СУТЬ ЗАДАНИЯ: Перепишите отрывок документа от слов «Часто можно услышать» до слов «начинались летние каникулы.», поставив «нефтепровод» вместо «газопровод».

Эта командировка и этот репортаж поставили передо мной и еще один вопрос, на который, кажется, нет окончательного ответа. Когда я сводил вместе написанное Андреем Пральниковым и мною, то обратил внимание, что моя часть из Ленинакана и больше, и насыщеннее. А когда ночью мы сдали репортаж и я зашел в кабинет к Андрею, то увидел, что руки у него перевязаны, все в глубоких царапинах… За последние дни я видел сотни таких рук — эти раны оставляет арматура на ладонях и запястьях тех, кто вручную разбирает завалы. Вот в чем было дело! Я занимался журналистикой, а он впрямую спасал людей. Кто из нас был прав?..

Часто можно услышать мнение, что Горбачеву не повезло — именно на шестилетие перестройки, время его правления, пришлось просто небывалое количество государственных неприятностей. Чернобыль, почти совпавший с его приходом к власти. Ленинакан и Спитак — землетрясение, которое за годы советской власти можно было сравнить разве что с одним — ташкентским в апреле 1966 года. И это были еще не все трагедии! Можно вспомнить, как в мае 1988 года совсем рядом с железной дорогой взорвался магистральный газопровод. Взрыв произошел в момент, когда в пути встретились два пассажирских состава: Адлер — Новосибирск и Новосибирск — Адлер. Пострадали 1100 человек, многие погибли. Большинство — дети, начинались летние каникулы.

ПОКАЗАННЫЕ ДАННЫЕ:
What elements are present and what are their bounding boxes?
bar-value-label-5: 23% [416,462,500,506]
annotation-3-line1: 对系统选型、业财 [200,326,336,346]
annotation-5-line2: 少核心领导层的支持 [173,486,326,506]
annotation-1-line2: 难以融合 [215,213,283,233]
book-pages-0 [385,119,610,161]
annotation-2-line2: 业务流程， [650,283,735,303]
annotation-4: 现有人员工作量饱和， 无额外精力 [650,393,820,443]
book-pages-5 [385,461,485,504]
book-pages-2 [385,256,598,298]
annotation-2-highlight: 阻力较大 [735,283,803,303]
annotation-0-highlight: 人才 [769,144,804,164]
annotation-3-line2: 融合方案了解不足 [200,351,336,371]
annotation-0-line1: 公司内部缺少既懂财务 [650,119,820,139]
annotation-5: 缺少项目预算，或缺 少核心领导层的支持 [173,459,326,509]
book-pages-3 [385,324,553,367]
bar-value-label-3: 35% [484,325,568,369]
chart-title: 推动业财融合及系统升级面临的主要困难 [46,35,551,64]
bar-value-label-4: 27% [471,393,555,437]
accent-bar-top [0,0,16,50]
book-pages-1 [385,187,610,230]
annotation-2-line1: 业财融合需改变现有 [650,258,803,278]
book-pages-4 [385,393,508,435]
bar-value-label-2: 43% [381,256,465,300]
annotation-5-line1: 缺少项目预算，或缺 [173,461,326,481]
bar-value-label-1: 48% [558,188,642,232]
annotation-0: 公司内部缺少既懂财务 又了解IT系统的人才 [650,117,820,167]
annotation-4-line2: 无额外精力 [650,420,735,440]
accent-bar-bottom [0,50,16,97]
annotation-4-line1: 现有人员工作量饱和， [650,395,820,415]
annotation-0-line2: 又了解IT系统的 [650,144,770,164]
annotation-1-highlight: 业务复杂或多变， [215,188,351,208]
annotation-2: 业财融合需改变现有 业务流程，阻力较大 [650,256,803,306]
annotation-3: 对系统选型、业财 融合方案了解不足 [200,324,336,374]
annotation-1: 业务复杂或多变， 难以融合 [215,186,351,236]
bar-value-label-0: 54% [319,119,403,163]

РЕЗУЛЬТАТ:
Часто можно услышать мнение, что Горбачеву не повезло — именно на шестилетие перестройки, время его правления, пришлось просто небывалое количество государственных неприятностей. Чернобыль, почти совпавший с его приходом к власти. Ленинакан и Спитак — землетрясение, которое за годы советской власти можно было сравнить разве что с одним — ташкентским в апреле 1966 года. И это были еще не все трагедии! Можно вспомнить, как в мае 1988 года совсем рядом с железной дорогой взорвался магистральный нефтепровод. Взрыв произошел в момент, когда в пути встретились два пассажирских состава: Адлер — Новосибирск и Новосибирск — Адлер. Пострадали 1100 человек, многие погибли. Большинство — дети, начинались летние каникулы.